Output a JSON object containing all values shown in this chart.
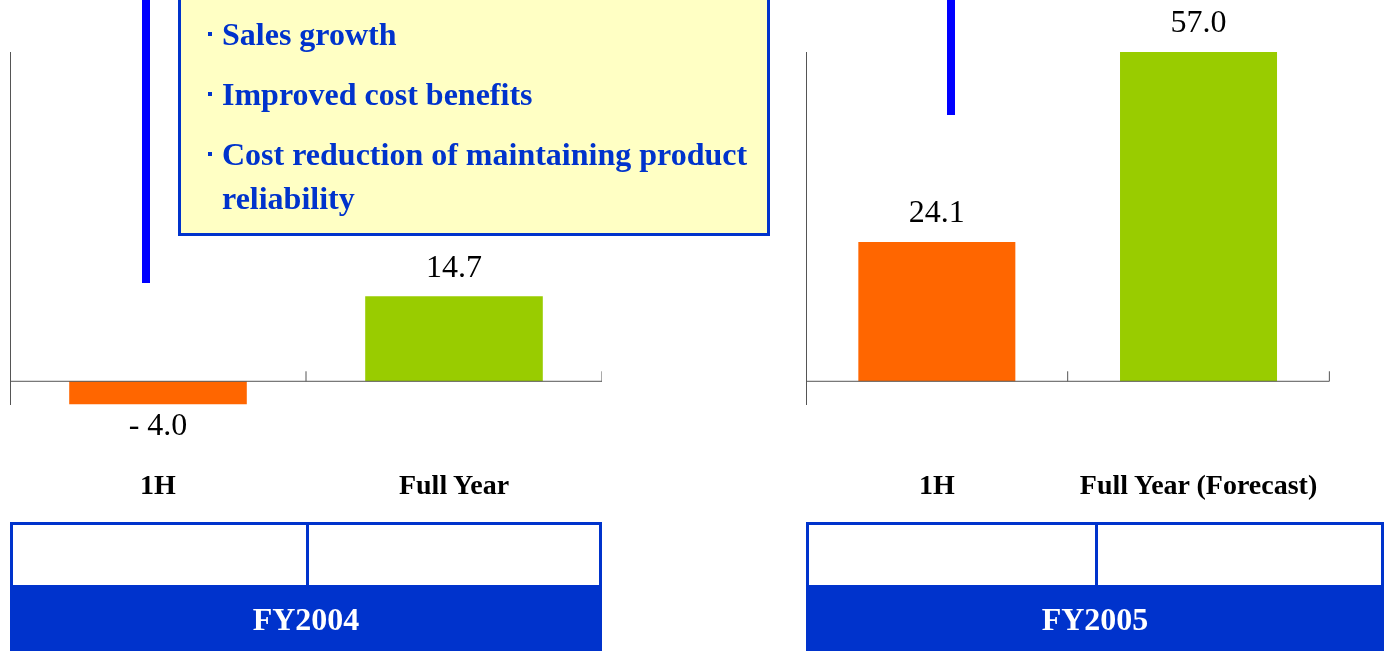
{
  "chart_data": [
    {
      "type": "bar",
      "categories": [
        "1H",
        "Full Year"
      ],
      "xlabel": "FY2004",
      "colors": [
        "#ff6600",
        "#99cc00"
      ],
      "values": [
        -4.0,
        14.7
      ],
      "value_labels": [
        "- 4.0",
        "14.7"
      ],
      "grid": false,
      "legend": false,
      "annotations": [
        "Sales growth",
        "Improved cost benefits",
        "Cost reduction of maintaining product reliability"
      ]
    },
    {
      "type": "bar",
      "categories": [
        "1H",
        "Full Year (Forecast)"
      ],
      "xlabel": "FY2005",
      "colors": [
        "#ff6600",
        "#99cc00"
      ],
      "values": [
        24.1,
        57.0
      ],
      "value_labels": [
        "24.1",
        "57.0"
      ],
      "grid": false,
      "legend": false
    }
  ]
}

What is being asked:
Without including any picture, retype the entries exactly.

Task result:
Output a JSON object containing all values shown in this chart.
{
  "chart_data": [
    {
      "type": "bar",
      "categories": [
        "1H",
        "Full Year"
      ],
      "xlabel": "FY2004",
      "colors": [
        "#ff6600",
        "#99cc00"
      ],
      "values": [
        -4.0,
        14.7
      ],
      "value_labels": [
        "- 4.0",
        "14.7"
      ],
      "grid": false,
      "legend": false,
      "annotations": [
        "Sales growth",
        "Improved cost benefits",
        "Cost reduction of maintaining product reliability"
      ]
    },
    {
      "type": "bar",
      "categories": [
        "1H",
        "Full Year (Forecast)"
      ],
      "xlabel": "FY2005",
      "colors": [
        "#ff6600",
        "#99cc00"
      ],
      "values": [
        24.1,
        57.0
      ],
      "value_labels": [
        "24.1",
        "57.0"
      ],
      "grid": false,
      "legend": false
    }
  ]
}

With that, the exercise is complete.